→ WORK TO DO:
How many lines hold the string "title"? Give only the number.

----------

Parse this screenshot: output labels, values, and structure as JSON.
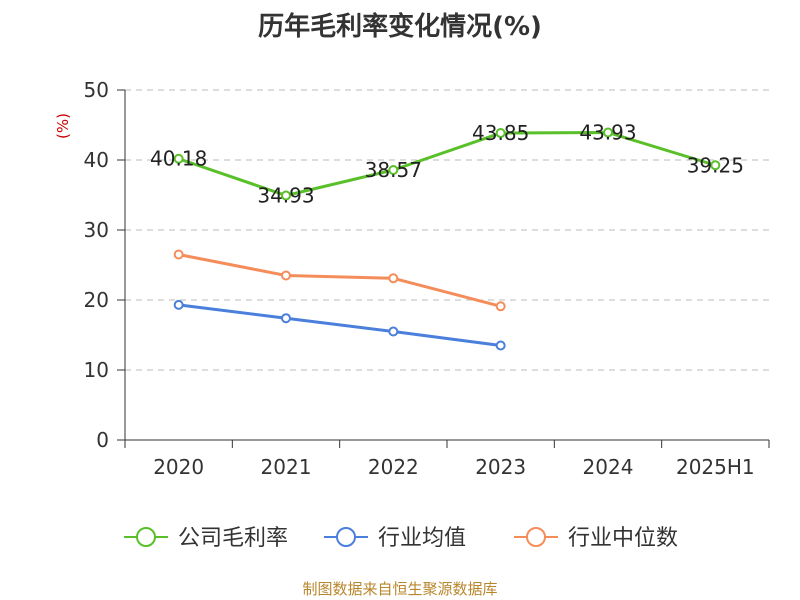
{
  "chart_data": {
    "type": "line",
    "title": "历年毛利率变化情况(%)",
    "ylabel": "(%)",
    "xlabel": "",
    "ylim": [
      0,
      50
    ],
    "y_ticks": [
      "0",
      "10",
      "20",
      "30",
      "40",
      "50"
    ],
    "categories": [
      "2020",
      "2021",
      "2022",
      "2023",
      "2024",
      "2025H1"
    ],
    "grid": true,
    "legend_position": "bottom",
    "series": [
      {
        "name": "公司毛利率",
        "color": "#5ac02a",
        "values": [
          40.18,
          34.93,
          38.57,
          43.85,
          43.93,
          39.25
        ],
        "data_labels": [
          "40.18",
          "34.93",
          "38.57",
          "43.85",
          "43.93",
          "39.25"
        ]
      },
      {
        "name": "行业均值",
        "color": "#4a7fdb",
        "values": [
          19.3,
          17.4,
          15.5,
          13.5,
          null,
          null
        ]
      },
      {
        "name": "行业中位数",
        "color": "#f58d5a",
        "values": [
          26.5,
          23.5,
          23.1,
          19.1,
          null,
          null
        ]
      }
    ]
  },
  "source": "制图数据来自恒生聚源数据库"
}
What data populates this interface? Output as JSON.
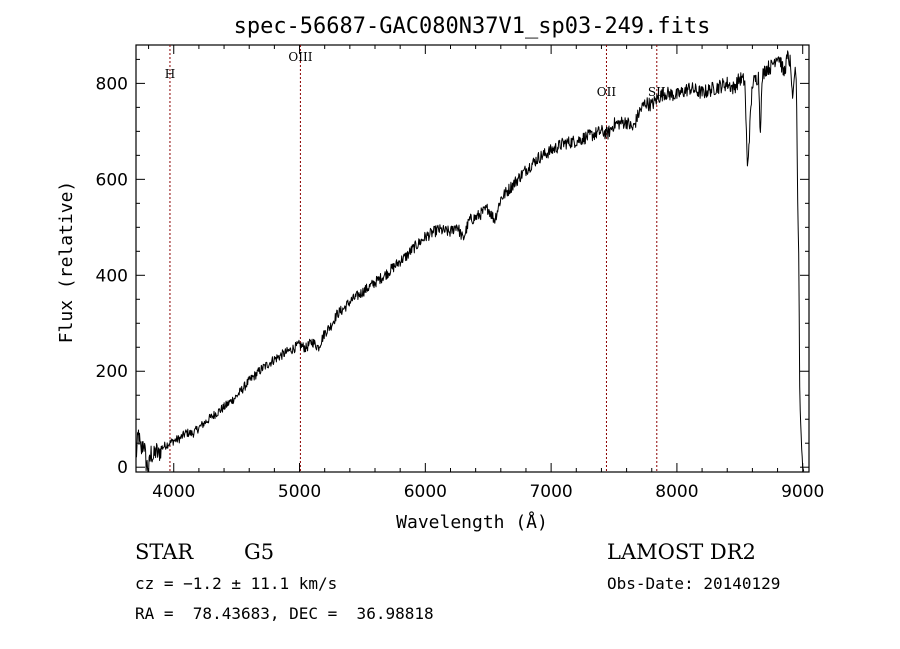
{
  "chart_data": {
    "type": "line",
    "title": "spec-56687-GAC080N37V1_sp03-249.fits",
    "xlabel": "Wavelength (Å)",
    "ylabel": "Flux (relative)",
    "xlim": [
      3700,
      9050
    ],
    "ylim": [
      -10,
      880
    ],
    "x_ticks": [
      4000,
      5000,
      6000,
      7000,
      8000,
      9000
    ],
    "y_ticks": [
      0,
      200,
      400,
      600,
      800
    ],
    "grid": false,
    "series": [
      {
        "x": [
          3700,
          3720,
          3740,
          3760,
          3780,
          3800,
          3820,
          3840,
          3860,
          3880,
          3900,
          3950,
          4000,
          4050,
          4100,
          4150,
          4200,
          4300,
          4400,
          4500,
          4600,
          4700,
          4800,
          4900,
          5000,
          5050,
          5100,
          5150,
          5200,
          5250,
          5300,
          5350,
          5400,
          5500,
          5600,
          5700,
          5800,
          5850,
          5900,
          6000,
          6100,
          6200,
          6250,
          6300,
          6350,
          6400,
          6450,
          6500,
          6550,
          6600,
          6700,
          6800,
          6900,
          7000,
          7100,
          7200,
          7300,
          7400,
          7450,
          7500,
          7600,
          7650,
          7700,
          7750,
          7800,
          7850,
          7900,
          8000,
          8100,
          8200,
          8300,
          8400,
          8450,
          8500,
          8540,
          8560,
          8600,
          8650,
          8662,
          8680,
          8700,
          8750,
          8800,
          8820,
          8850,
          8880,
          8900,
          8920,
          8940,
          8950,
          8960,
          8970,
          8975,
          8980,
          8990,
          9000,
          9010
        ],
        "y": [
          20,
          70,
          30,
          55,
          10,
          -5,
          30,
          20,
          35,
          25,
          40,
          48,
          55,
          60,
          72,
          70,
          82,
          105,
          125,
          148,
          180,
          205,
          225,
          240,
          255,
          248,
          262,
          250,
          280,
          295,
          320,
          330,
          345,
          365,
          385,
          405,
          430,
          440,
          455,
          480,
          495,
          490,
          505,
          475,
          515,
          520,
          530,
          540,
          515,
          560,
          590,
          620,
          645,
          660,
          675,
          680,
          690,
          700,
          695,
          715,
          720,
          705,
          740,
          760,
          755,
          770,
          780,
          775,
          790,
          780,
          790,
          800,
          790,
          810,
          805,
          620,
          800,
          815,
          700,
          815,
          830,
          835,
          860,
          850,
          820,
          855,
          845,
          770,
          830,
          800,
          550,
          420,
          180,
          120,
          50,
          0,
          -10
        ]
      }
    ],
    "line_markers": [
      {
        "label": "H",
        "x": 3970
      },
      {
        "label": "OIII",
        "x": 5007
      },
      {
        "label": "OII",
        "x": 7440
      },
      {
        "label": "SII",
        "x": 7840
      }
    ],
    "annotations": {
      "object_type": "STAR",
      "subclass": "G5",
      "survey": "LAMOST DR2",
      "cz": "cz = −1.2 ± 11.1 km/s",
      "obs_date": "Obs-Date: 20140129",
      "coords": "RA =  78.43683, DEC =  36.98818"
    }
  }
}
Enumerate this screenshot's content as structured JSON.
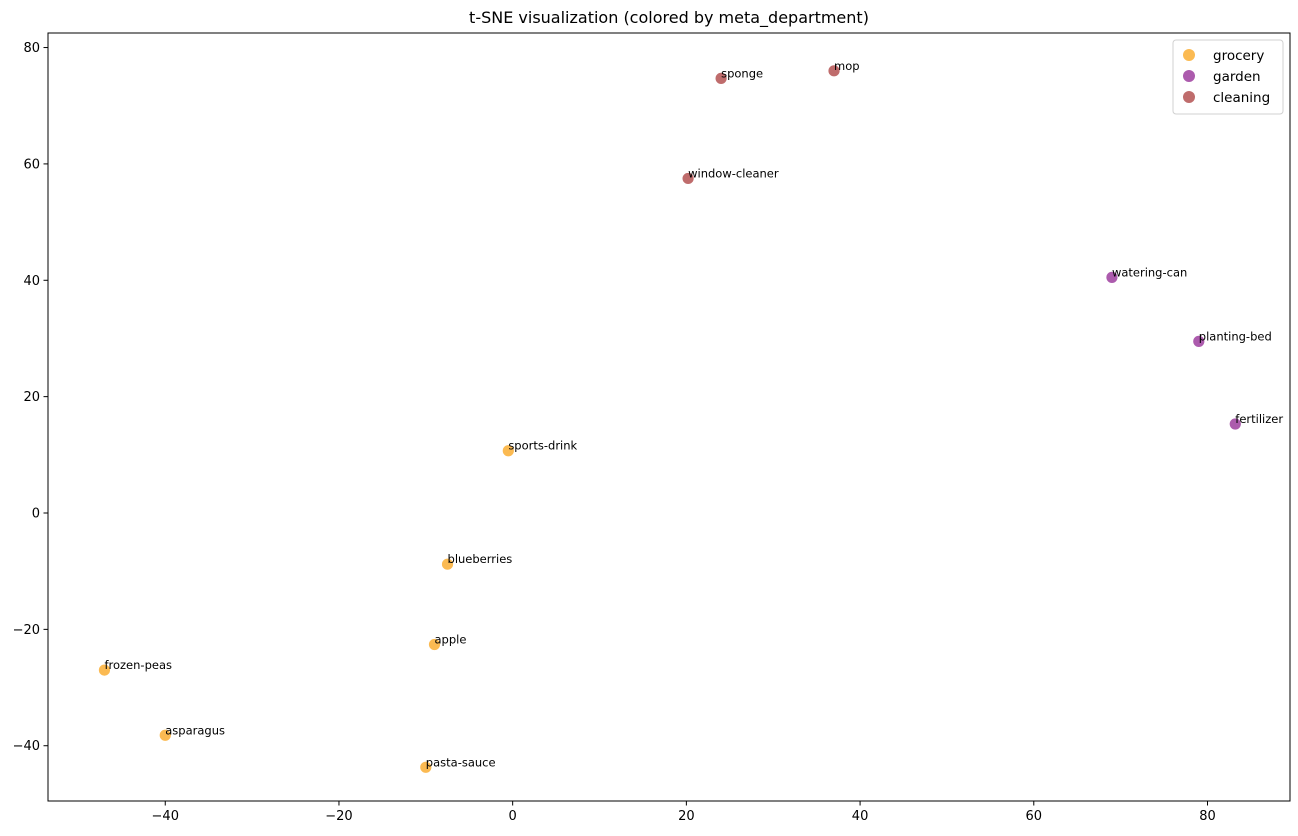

----------

→ SOLUTION FOR THIS PROBLEM:
2